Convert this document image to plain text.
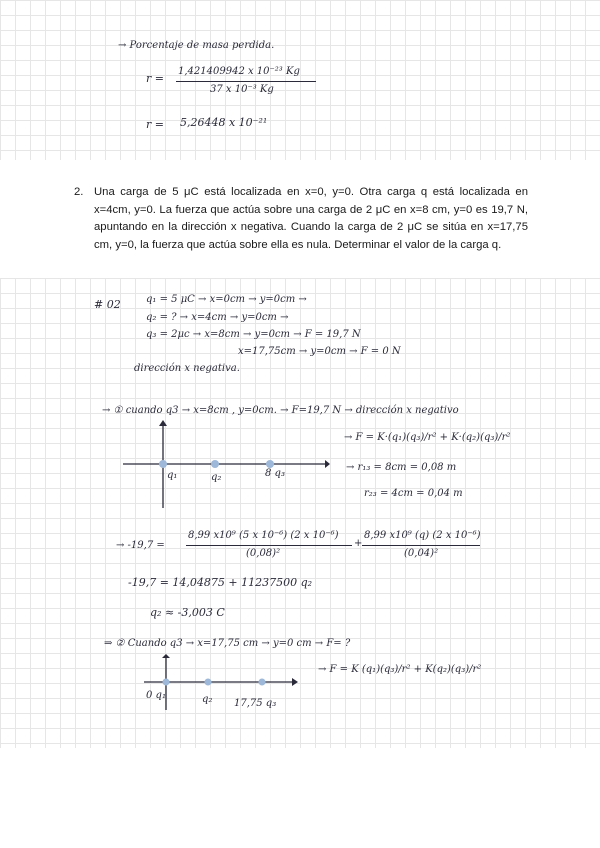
→ Porcentaje de masa perdida.
r =
1,421409942 x 10⁻²³ Kg
37 x 10⁻³ Kg
r = 5,26448 x 10⁻²¹
2. Una carga de 5 μC está localizada en x=0, y=0. Otra carga q está localizada en x=4cm, y=0. La fuerza que actúa sobre una carga de 2 μC en x=8 cm, y=0 es 19,7 N, apuntando en la dirección x negativa. Cuando la carga de 2 μC se sitúa en x=17,75 cm, y=0, la fuerza que actúa sobre ella es nula. Determinar el valor de la carga q.
# 02	q₁ = 5 μC → x=0cm → y=0cm →
q₂ = ? → x=4cm → y=0cm →
q₃ = 2μc → x=8cm → y=0cm → F = 19,7 N
x=17,75cm → y=0cm → F = 0 N
dirección x negativa.
→ ① cuando q3 → x=8cm , y=0cm. → F=19,7 N → dirección x negativo
→ F = K·(q₁)(q₃)/r² + K·(q₂)(q₃)/r²
→ r₁₃ = 8cm = 0,08 m
r₂₃ = 4cm = 0,04 m
q₁	q₂	8 q₃
→ -19,7 =
8,99 x10⁹ (5 x 10⁻⁶) (2 x 10⁻⁶)
(0,08)²
+
8,99 x10⁹ (q) (2 x 10⁻⁶)
(0,04)²
-19,7 = 14,04875 + 11237500 q₂
q₂ ≈ -3,003 C
⇒ ② Cuando q3 → x=17,75 cm → y=0 cm → F= ?
→ F = K (q₁)(q₃)/r² + K(q₂)(q₃)/r²
0 q₁	q₂ 17,75 q₃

WORK TO BE COMPLETED: In the listing above, find the lines holding the word "negativa" and copy them.

RESULT BELOW:
2. Una carga de 5 μC está localizada en x=0, y=0. Otra carga q está localizada en x=4cm, y=0. La fuerza que actúa sobre una carga de 2 μC en x=8 cm, y=0 es 19,7 N, apuntando en la dirección x negativa. Cuando la carga de 2 μC se sitúa en x=17,75 cm, y=0, la fuerza que actúa sobre ella es nula. Determinar el valor de la carga q.
dirección x negativa.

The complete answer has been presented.